**Task requirements:**
Find how many lines contain the word "label" and state that number alone.
* * * * *
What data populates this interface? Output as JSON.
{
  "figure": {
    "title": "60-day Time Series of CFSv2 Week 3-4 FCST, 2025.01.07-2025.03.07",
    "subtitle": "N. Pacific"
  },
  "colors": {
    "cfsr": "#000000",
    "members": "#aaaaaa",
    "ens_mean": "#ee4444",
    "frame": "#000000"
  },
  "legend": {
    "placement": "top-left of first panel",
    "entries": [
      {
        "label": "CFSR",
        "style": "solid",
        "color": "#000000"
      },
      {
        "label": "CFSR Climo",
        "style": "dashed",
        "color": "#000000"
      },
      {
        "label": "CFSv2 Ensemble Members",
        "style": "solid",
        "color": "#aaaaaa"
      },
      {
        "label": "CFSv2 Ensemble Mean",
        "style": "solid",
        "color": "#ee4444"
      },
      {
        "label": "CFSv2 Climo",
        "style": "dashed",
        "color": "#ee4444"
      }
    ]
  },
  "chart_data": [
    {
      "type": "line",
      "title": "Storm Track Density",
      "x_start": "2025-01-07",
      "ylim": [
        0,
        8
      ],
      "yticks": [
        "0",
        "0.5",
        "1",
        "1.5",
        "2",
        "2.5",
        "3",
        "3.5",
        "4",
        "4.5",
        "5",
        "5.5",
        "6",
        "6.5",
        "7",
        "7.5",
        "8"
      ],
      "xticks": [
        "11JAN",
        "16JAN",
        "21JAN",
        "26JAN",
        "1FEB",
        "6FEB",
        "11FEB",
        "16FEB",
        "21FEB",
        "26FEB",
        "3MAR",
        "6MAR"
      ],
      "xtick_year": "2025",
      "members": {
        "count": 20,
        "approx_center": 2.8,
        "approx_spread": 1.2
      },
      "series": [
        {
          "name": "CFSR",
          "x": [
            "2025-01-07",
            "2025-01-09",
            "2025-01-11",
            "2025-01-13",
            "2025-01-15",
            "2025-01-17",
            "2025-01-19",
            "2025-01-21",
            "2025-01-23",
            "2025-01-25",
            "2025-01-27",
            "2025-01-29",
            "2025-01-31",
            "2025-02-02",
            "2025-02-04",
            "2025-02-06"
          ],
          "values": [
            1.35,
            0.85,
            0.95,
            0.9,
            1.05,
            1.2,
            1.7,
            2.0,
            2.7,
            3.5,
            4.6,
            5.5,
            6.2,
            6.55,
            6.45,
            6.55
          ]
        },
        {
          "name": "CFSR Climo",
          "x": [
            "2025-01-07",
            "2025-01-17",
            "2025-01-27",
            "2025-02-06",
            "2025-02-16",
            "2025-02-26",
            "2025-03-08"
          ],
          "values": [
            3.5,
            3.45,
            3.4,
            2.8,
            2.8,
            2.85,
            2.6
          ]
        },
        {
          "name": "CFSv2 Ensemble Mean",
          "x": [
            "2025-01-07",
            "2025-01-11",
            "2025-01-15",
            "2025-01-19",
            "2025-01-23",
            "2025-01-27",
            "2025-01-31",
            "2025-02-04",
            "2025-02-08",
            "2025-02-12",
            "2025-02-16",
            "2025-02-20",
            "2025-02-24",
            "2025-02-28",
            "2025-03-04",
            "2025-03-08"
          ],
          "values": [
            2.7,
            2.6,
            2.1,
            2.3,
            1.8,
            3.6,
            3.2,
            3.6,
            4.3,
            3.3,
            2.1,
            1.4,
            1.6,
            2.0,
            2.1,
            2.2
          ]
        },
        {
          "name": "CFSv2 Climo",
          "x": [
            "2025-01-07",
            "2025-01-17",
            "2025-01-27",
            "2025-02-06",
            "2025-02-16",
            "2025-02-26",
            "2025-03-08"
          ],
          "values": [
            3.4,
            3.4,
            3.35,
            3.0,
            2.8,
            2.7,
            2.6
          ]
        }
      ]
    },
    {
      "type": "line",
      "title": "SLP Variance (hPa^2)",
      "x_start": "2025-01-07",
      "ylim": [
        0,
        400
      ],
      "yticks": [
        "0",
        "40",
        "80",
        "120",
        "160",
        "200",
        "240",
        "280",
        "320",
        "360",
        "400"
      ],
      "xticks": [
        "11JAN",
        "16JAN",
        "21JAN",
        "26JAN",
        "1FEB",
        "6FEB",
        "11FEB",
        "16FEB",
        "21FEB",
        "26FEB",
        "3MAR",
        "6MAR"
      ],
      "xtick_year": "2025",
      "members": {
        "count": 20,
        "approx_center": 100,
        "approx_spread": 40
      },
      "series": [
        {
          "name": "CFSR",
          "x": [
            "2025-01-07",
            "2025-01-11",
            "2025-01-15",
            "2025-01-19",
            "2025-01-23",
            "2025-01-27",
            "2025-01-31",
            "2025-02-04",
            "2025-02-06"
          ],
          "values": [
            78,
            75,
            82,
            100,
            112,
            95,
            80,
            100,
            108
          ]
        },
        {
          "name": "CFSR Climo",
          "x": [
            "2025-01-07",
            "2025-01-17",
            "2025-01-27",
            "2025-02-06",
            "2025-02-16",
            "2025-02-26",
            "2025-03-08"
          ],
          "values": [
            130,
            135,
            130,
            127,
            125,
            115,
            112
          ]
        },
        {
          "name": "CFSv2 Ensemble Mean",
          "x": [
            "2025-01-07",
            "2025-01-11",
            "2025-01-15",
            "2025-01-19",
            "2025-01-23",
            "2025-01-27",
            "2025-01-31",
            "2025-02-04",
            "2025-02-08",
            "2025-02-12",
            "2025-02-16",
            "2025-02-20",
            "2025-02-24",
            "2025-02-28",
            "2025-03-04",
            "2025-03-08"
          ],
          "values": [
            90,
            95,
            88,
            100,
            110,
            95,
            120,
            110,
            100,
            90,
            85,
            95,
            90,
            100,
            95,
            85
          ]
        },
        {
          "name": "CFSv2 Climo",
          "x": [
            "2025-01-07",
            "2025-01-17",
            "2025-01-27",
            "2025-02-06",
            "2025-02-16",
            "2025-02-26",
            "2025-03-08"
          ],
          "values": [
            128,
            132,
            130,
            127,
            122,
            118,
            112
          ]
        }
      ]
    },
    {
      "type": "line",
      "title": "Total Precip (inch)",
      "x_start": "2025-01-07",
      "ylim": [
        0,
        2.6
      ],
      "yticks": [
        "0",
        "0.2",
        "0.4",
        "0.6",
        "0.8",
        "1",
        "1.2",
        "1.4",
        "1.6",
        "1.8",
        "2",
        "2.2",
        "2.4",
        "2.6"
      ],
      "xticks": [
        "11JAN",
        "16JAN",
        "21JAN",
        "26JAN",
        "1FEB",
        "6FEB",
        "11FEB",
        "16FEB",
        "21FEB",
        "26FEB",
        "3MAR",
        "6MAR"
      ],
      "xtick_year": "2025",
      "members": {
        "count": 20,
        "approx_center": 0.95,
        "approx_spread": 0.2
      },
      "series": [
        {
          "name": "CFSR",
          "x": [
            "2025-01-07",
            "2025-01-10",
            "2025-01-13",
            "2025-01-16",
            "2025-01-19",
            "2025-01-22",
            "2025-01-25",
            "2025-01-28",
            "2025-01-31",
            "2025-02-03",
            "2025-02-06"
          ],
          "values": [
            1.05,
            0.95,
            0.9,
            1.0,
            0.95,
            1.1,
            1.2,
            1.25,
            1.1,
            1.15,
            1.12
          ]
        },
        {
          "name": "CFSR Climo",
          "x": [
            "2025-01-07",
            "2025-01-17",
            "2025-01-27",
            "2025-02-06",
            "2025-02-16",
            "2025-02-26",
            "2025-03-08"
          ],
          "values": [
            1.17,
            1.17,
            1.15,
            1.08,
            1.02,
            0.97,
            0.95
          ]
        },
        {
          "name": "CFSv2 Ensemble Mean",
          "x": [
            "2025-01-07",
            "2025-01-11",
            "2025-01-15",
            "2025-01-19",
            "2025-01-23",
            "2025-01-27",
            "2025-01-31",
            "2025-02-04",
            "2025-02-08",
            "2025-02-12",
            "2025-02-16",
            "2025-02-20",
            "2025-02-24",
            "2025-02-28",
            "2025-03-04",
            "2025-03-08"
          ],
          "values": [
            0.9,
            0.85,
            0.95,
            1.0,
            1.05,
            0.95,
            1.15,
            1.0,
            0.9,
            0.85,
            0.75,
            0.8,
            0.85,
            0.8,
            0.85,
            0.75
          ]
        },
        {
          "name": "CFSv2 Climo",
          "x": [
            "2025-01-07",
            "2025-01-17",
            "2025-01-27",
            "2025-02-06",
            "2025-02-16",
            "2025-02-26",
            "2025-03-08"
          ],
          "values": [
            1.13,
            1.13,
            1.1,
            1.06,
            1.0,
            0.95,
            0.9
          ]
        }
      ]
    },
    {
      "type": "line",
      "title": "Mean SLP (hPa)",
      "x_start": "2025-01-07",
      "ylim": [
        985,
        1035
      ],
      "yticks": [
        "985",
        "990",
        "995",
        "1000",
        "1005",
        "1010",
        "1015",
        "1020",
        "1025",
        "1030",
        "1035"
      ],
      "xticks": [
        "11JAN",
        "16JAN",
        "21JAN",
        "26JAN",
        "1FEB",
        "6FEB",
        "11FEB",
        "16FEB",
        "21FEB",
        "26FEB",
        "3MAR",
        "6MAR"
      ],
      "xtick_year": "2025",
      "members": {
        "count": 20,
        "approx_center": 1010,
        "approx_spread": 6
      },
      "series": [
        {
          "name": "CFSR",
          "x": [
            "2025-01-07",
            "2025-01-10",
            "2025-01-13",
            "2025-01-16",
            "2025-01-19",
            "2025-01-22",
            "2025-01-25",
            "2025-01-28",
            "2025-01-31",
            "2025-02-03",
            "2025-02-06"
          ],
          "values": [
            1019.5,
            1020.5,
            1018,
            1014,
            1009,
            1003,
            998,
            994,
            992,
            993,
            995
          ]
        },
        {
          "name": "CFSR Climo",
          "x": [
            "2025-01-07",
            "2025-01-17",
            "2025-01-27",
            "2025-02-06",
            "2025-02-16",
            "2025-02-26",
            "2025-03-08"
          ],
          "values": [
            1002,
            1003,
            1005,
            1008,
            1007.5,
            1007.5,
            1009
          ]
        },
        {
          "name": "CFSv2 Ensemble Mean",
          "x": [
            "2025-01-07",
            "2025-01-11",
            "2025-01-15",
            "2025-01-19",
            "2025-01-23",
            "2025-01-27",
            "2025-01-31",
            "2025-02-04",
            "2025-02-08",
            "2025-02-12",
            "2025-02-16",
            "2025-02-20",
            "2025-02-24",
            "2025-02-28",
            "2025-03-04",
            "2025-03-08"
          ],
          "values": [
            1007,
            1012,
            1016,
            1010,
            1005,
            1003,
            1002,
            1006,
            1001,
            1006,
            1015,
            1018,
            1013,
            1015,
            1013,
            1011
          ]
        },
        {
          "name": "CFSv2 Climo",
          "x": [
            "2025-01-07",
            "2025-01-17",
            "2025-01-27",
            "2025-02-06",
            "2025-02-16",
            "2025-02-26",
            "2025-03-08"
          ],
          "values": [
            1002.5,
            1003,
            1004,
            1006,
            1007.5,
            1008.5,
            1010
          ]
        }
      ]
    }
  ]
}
* * * * *
**Solution for this task:**
5